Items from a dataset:
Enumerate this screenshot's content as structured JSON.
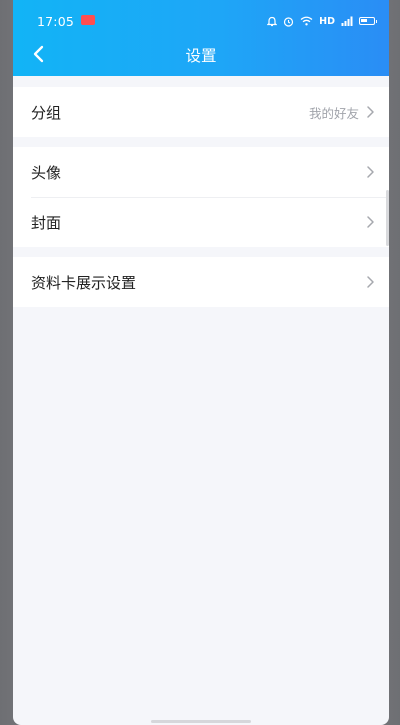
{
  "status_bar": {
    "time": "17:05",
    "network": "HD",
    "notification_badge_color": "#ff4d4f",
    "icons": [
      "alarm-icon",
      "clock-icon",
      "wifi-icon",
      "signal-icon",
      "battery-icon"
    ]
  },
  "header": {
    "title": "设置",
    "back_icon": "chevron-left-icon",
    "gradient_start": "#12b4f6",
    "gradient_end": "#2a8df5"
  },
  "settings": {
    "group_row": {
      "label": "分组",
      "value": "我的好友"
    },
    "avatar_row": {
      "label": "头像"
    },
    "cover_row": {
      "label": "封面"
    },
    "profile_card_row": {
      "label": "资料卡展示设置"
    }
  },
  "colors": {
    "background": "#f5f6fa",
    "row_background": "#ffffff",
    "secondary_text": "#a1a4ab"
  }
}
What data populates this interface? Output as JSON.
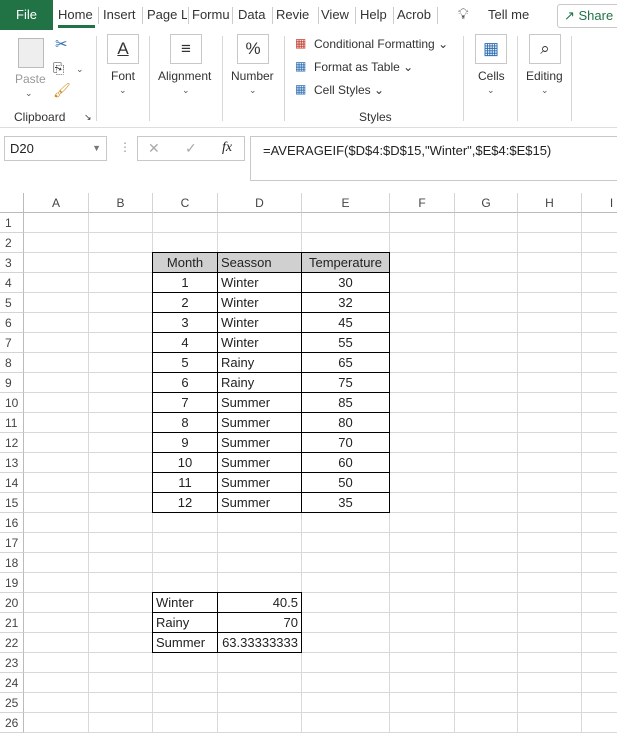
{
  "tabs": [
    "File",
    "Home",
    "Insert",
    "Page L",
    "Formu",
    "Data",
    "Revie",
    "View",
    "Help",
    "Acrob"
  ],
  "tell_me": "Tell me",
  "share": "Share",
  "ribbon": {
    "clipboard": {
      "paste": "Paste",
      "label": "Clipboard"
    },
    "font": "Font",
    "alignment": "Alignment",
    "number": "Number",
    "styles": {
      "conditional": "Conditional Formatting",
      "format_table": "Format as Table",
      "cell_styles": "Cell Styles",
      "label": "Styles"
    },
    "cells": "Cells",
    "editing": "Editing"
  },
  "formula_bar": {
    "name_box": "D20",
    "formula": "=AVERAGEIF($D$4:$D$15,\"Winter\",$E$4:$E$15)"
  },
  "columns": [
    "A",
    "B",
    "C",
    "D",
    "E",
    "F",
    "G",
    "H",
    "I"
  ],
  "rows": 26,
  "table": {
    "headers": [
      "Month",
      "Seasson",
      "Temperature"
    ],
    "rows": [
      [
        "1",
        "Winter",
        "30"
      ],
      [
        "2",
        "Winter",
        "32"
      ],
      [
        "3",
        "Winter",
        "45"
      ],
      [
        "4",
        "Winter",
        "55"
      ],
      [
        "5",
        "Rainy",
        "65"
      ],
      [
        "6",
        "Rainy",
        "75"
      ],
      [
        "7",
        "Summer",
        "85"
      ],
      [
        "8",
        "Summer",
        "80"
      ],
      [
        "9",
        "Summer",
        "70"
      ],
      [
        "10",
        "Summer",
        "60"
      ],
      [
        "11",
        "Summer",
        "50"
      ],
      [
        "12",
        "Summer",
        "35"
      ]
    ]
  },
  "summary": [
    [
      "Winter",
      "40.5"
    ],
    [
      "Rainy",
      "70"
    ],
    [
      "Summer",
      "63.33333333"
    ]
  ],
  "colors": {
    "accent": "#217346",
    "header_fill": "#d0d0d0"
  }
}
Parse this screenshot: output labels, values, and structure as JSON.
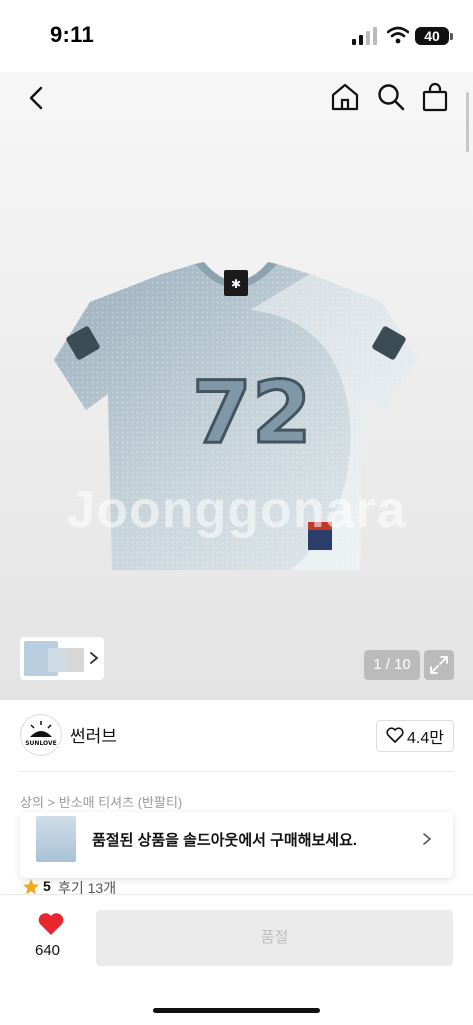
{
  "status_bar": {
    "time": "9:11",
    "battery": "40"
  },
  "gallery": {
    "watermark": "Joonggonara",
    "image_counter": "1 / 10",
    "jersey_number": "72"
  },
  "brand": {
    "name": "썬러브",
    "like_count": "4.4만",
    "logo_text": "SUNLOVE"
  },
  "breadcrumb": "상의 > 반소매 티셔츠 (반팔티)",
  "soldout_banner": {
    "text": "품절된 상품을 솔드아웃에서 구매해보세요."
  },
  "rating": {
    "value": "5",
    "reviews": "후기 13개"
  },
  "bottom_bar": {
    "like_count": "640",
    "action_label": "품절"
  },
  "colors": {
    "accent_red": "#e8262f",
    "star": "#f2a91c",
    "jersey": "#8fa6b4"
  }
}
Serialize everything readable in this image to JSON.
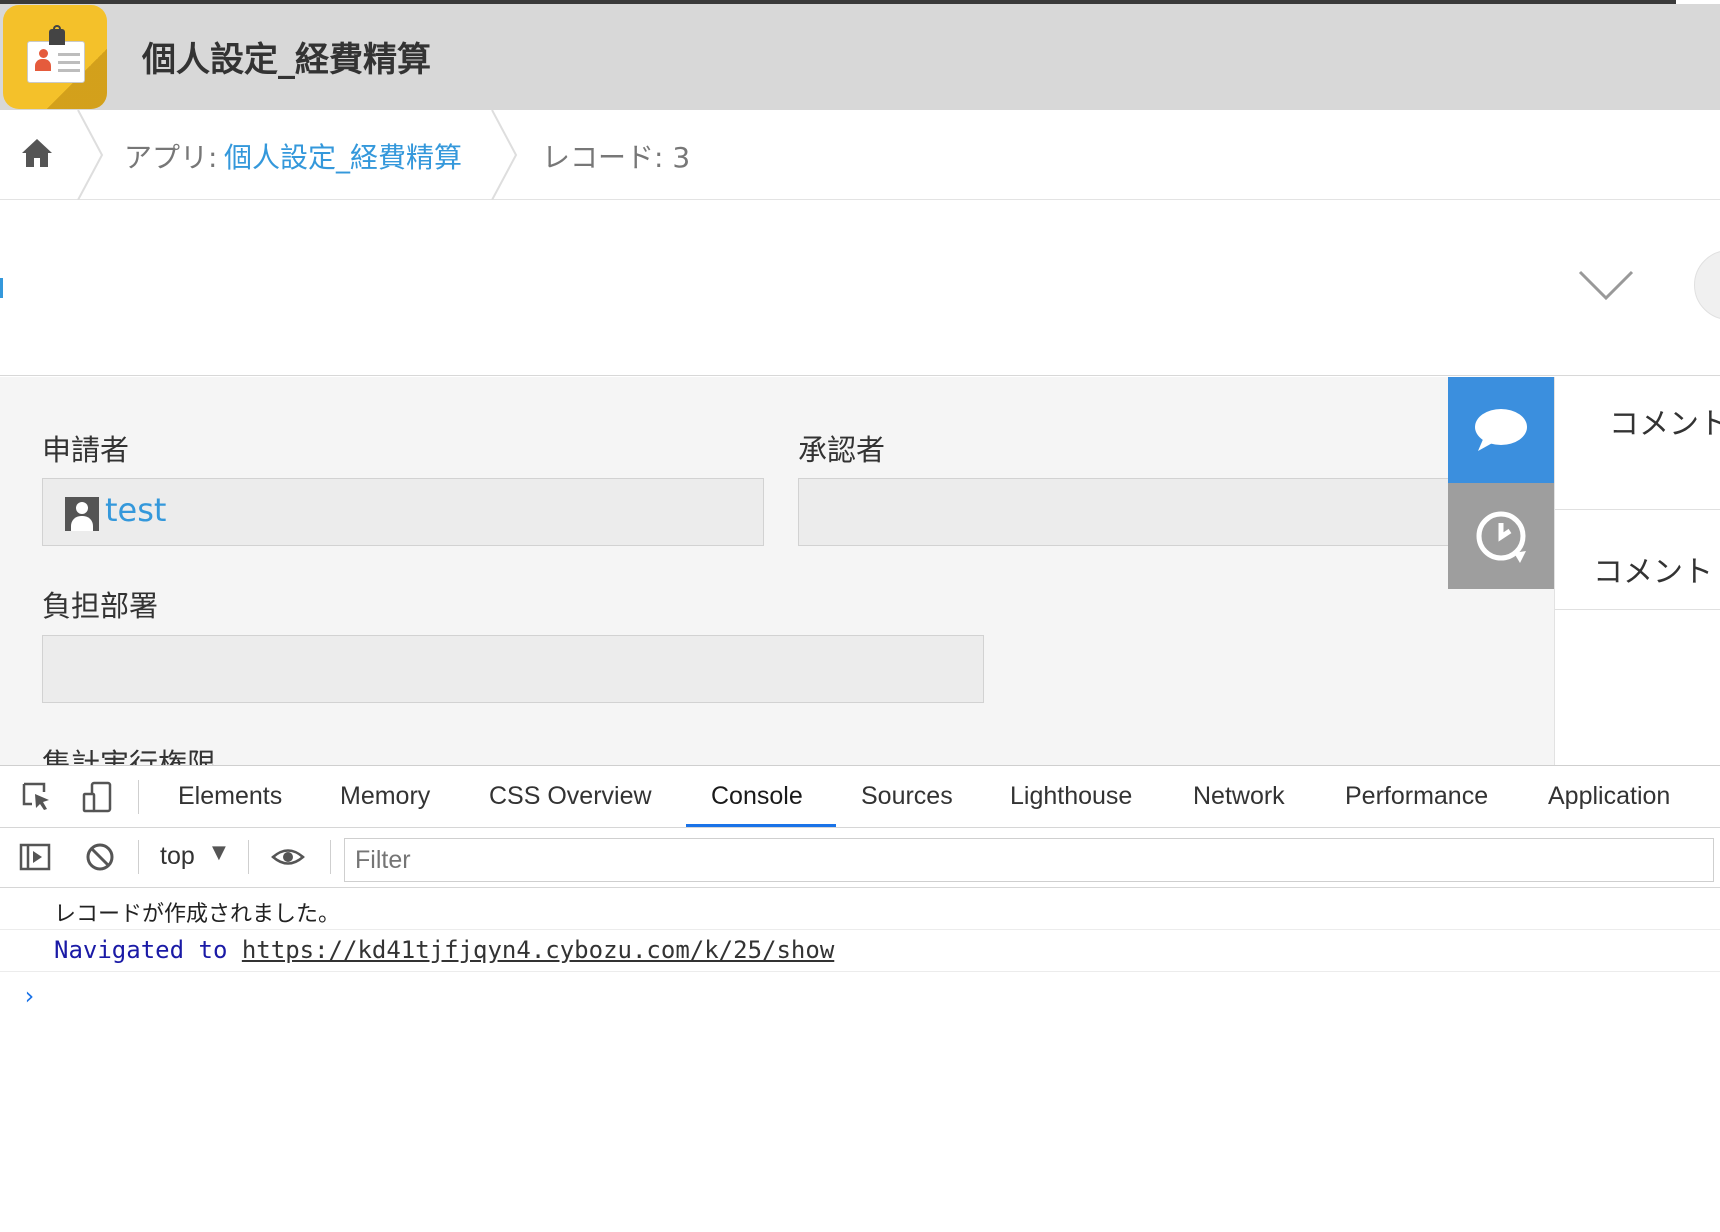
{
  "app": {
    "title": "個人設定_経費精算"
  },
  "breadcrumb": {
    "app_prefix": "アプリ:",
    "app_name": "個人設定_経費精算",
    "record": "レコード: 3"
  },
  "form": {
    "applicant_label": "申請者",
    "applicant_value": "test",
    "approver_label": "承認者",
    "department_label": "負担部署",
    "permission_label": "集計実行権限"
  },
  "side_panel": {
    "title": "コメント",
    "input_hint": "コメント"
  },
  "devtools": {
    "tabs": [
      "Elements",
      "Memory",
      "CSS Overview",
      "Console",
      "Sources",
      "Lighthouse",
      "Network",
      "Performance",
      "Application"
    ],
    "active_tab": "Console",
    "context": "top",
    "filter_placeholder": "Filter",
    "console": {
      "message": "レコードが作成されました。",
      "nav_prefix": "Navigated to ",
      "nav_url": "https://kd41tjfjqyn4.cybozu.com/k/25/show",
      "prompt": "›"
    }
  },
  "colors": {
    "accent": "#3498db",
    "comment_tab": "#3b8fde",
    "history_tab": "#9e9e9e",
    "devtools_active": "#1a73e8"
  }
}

◆ WHAT TO DO
Skip the images and write out the rest of the listing exactly.

◆ FINAL RESULT
Enumerate this screenshot's content as structured JSON.
{
  "status_bar": {
    "time": "17:05",
    "network": "HD",
    "notification_badge_color": "#ff4d4f",
    "icons": [
      "alarm-icon",
      "clock-icon",
      "wifi-icon",
      "signal-icon",
      "battery-icon"
    ]
  },
  "header": {
    "title": "设置",
    "back_icon": "chevron-left-icon",
    "gradient_start": "#12b4f6",
    "gradient_end": "#2a8df5"
  },
  "settings": {
    "group_row": {
      "label": "分组",
      "value": "我的好友"
    },
    "avatar_row": {
      "label": "头像"
    },
    "cover_row": {
      "label": "封面"
    },
    "profile_card_row": {
      "label": "资料卡展示设置"
    }
  },
  "colors": {
    "background": "#f5f6fa",
    "row_background": "#ffffff",
    "secondary_text": "#a1a4ab"
  }
}
What data populates this interface? Output as JSON.
{
  "tabs": [
    "File",
    "Home",
    "Insert",
    "Page L",
    "Formu",
    "Data",
    "Revie",
    "View",
    "Help",
    "Acrob"
  ],
  "tell_me": "Tell me",
  "share": "Share",
  "ribbon": {
    "clipboard": {
      "paste": "Paste",
      "label": "Clipboard"
    },
    "font": "Font",
    "alignment": "Alignment",
    "number": "Number",
    "styles": {
      "conditional": "Conditional Formatting",
      "format_table": "Format as Table",
      "cell_styles": "Cell Styles",
      "label": "Styles"
    },
    "cells": "Cells",
    "editing": "Editing"
  },
  "formula_bar": {
    "name_box": "D20",
    "formula": "=AVERAGEIF($D$4:$D$15,\"Winter\",$E$4:$E$15)"
  },
  "columns": [
    "A",
    "B",
    "C",
    "D",
    "E",
    "F",
    "G",
    "H",
    "I"
  ],
  "rows": 26,
  "table": {
    "headers": [
      "Month",
      "Seasson",
      "Temperature"
    ],
    "rows": [
      [
        "1",
        "Winter",
        "30"
      ],
      [
        "2",
        "Winter",
        "32"
      ],
      [
        "3",
        "Winter",
        "45"
      ],
      [
        "4",
        "Winter",
        "55"
      ],
      [
        "5",
        "Rainy",
        "65"
      ],
      [
        "6",
        "Rainy",
        "75"
      ],
      [
        "7",
        "Summer",
        "85"
      ],
      [
        "8",
        "Summer",
        "80"
      ],
      [
        "9",
        "Summer",
        "70"
      ],
      [
        "10",
        "Summer",
        "60"
      ],
      [
        "11",
        "Summer",
        "50"
      ],
      [
        "12",
        "Summer",
        "35"
      ]
    ]
  },
  "summary": [
    [
      "Winter",
      "40.5"
    ],
    [
      "Rainy",
      "70"
    ],
    [
      "Summer",
      "63.33333333"
    ]
  ],
  "colors": {
    "accent": "#217346",
    "header_fill": "#d0d0d0"
  }
}
Parse this screenshot: output labels, values, and structure as JSON.
{
  "status_bar": {
    "time": "9:11",
    "battery": "40"
  },
  "gallery": {
    "watermark": "Joonggonara",
    "image_counter": "1 / 10",
    "jersey_number": "72"
  },
  "brand": {
    "name": "썬러브",
    "like_count": "4.4만",
    "logo_text": "SUNLOVE"
  },
  "breadcrumb": "상의 > 반소매 티셔츠 (반팔티)",
  "soldout_banner": {
    "text": "품절된 상품을 솔드아웃에서 구매해보세요."
  },
  "rating": {
    "value": "5",
    "reviews": "후기 13개"
  },
  "bottom_bar": {
    "like_count": "640",
    "action_label": "품절"
  },
  "colors": {
    "accent_red": "#e8262f",
    "star": "#f2a91c",
    "jersey": "#8fa6b4"
  }
}
Serialize everything readable in this image to JSON.
{
  "app": {
    "title": "個人設定_経費精算"
  },
  "breadcrumb": {
    "app_prefix": "アプリ:",
    "app_name": "個人設定_経費精算",
    "record": "レコード: 3"
  },
  "form": {
    "applicant_label": "申請者",
    "applicant_value": "test",
    "approver_label": "承認者",
    "department_label": "負担部署",
    "permission_label": "集計実行権限"
  },
  "side_panel": {
    "title": "コメント",
    "input_hint": "コメント"
  },
  "devtools": {
    "tabs": [
      "Elements",
      "Memory",
      "CSS Overview",
      "Console",
      "Sources",
      "Lighthouse",
      "Network",
      "Performance",
      "Application"
    ],
    "active_tab": "Console",
    "context": "top",
    "filter_placeholder": "Filter",
    "console": {
      "message": "レコードが作成されました。",
      "nav_prefix": "Navigated to ",
      "nav_url": "https://kd41tjfjqyn4.cybozu.com/k/25/show",
      "prompt": "›"
    }
  },
  "colors": {
    "accent": "#3498db",
    "comment_tab": "#3b8fde",
    "history_tab": "#9e9e9e",
    "devtools_active": "#1a73e8"
  }
}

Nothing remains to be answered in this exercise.